--- Start ---

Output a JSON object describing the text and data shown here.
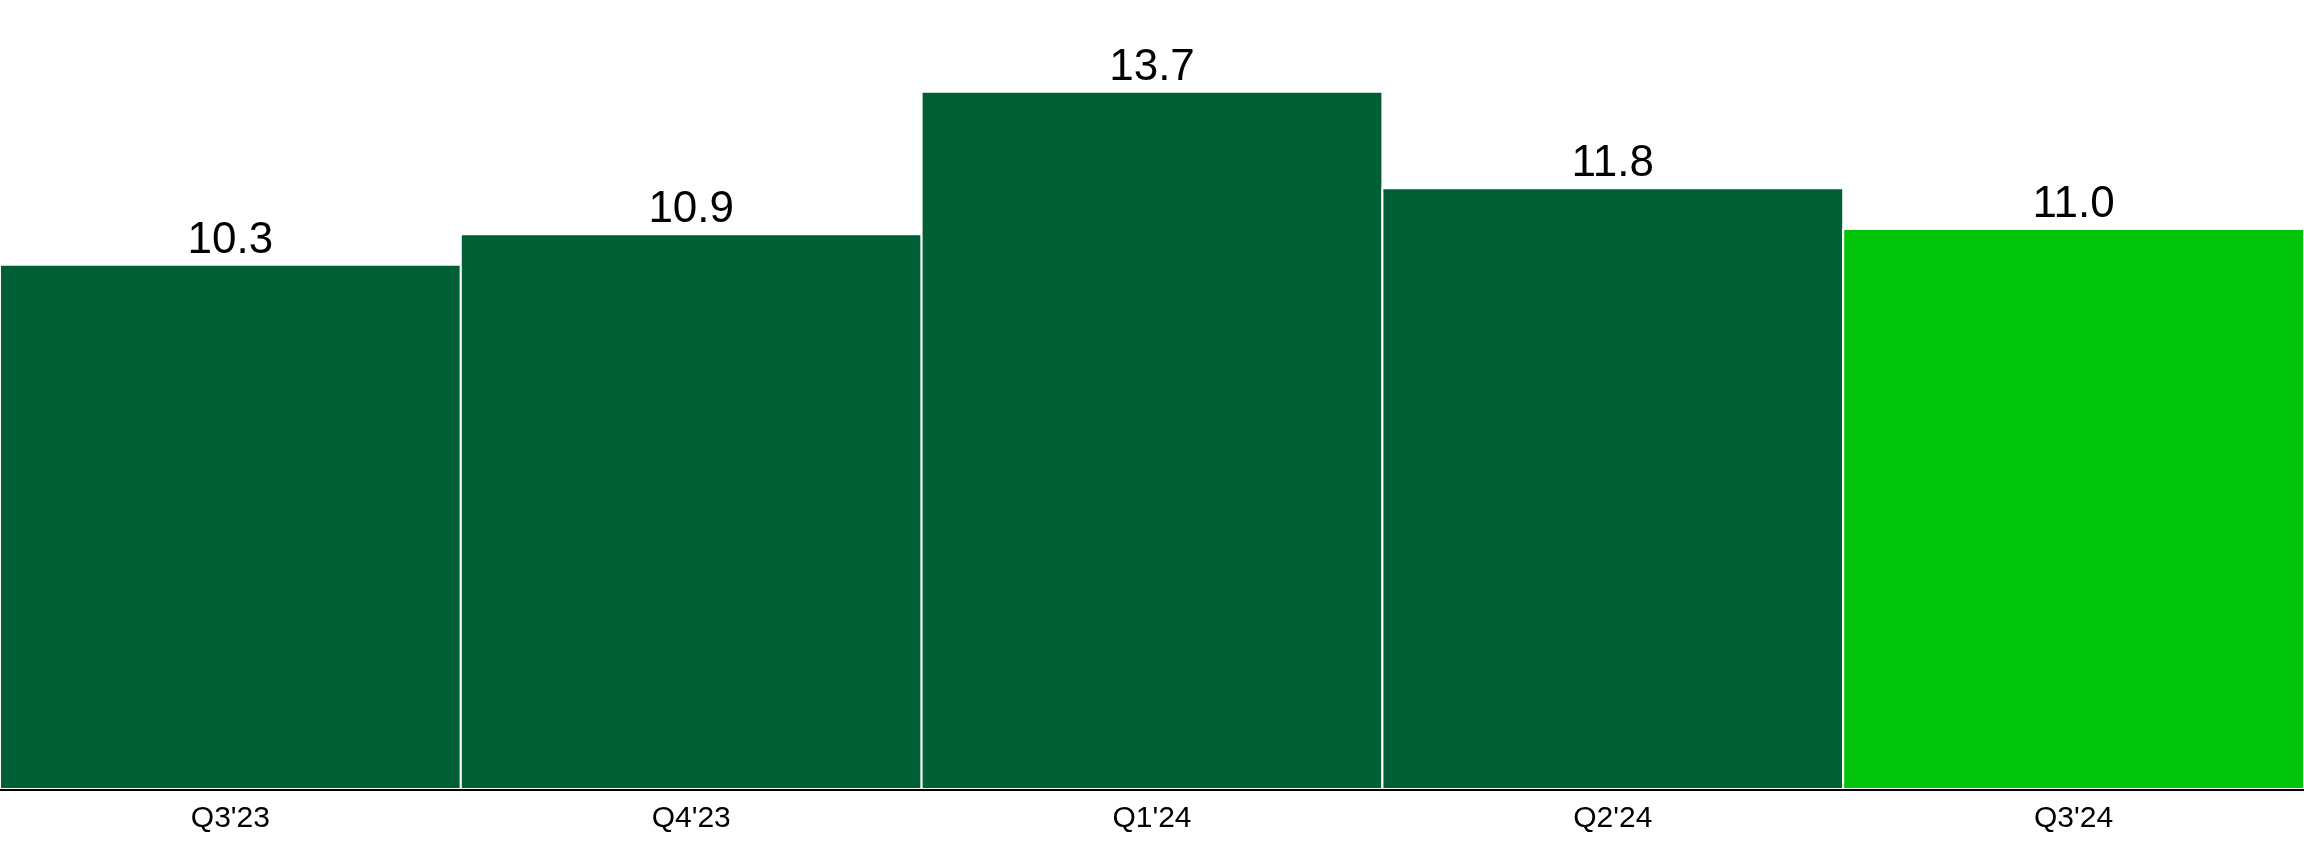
{
  "chart_data": {
    "type": "bar",
    "categories": [
      "Q3'23",
      "Q4'23",
      "Q1'24",
      "Q2'24",
      "Q3'24"
    ],
    "values": [
      10.3,
      10.9,
      13.7,
      11.8,
      11.0
    ],
    "value_labels": [
      "10.3",
      "10.9",
      "13.7",
      "11.8",
      "11.0"
    ],
    "colors": [
      "#005f35",
      "#005f35",
      "#005f35",
      "#005f35",
      "#00c40a"
    ],
    "ylim": [
      0,
      15.5
    ],
    "tick_labels": "x"
  }
}
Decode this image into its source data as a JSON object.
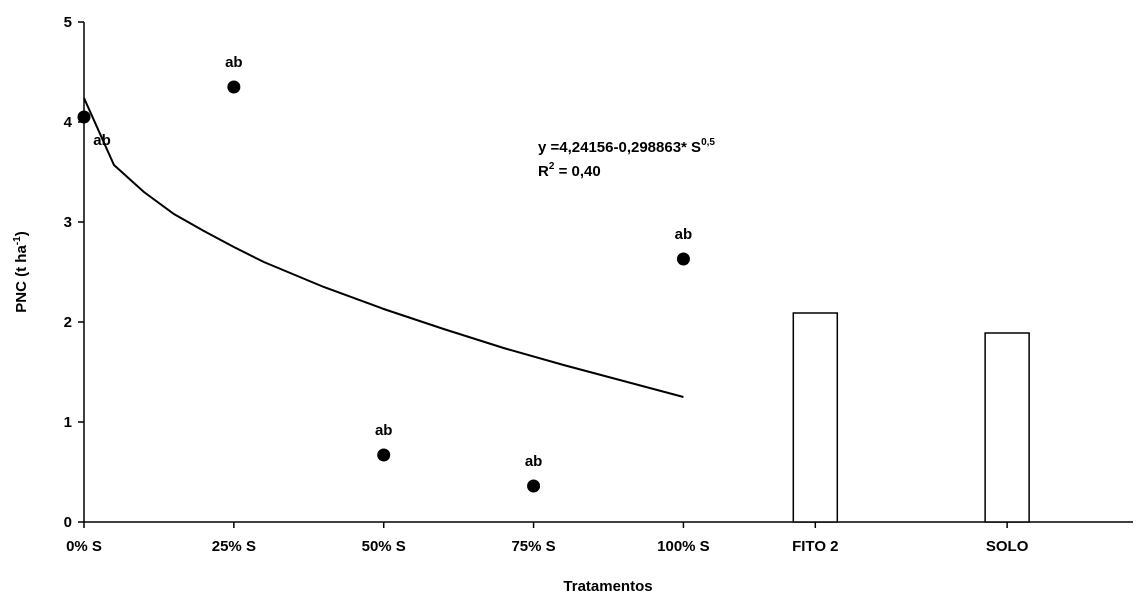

--- End ---

Written instruction:
Copy every record character for character. Skip the pictures.

Complete output:
Output a JSON object describing the text and data shown here.
{
  "chart_data": {
    "type": "bar",
    "categories": [
      "Q3'23",
      "Q4'23",
      "Q1'24",
      "Q2'24",
      "Q3'24"
    ],
    "values": [
      10.3,
      10.9,
      13.7,
      11.8,
      11.0
    ],
    "value_labels": [
      "10.3",
      "10.9",
      "13.7",
      "11.8",
      "11.0"
    ],
    "colors": [
      "#005f35",
      "#005f35",
      "#005f35",
      "#005f35",
      "#00c40a"
    ],
    "ylim": [
      0,
      15.5
    ],
    "tick_labels": "x"
  }
}
Decode this image into its source data as a JSON object.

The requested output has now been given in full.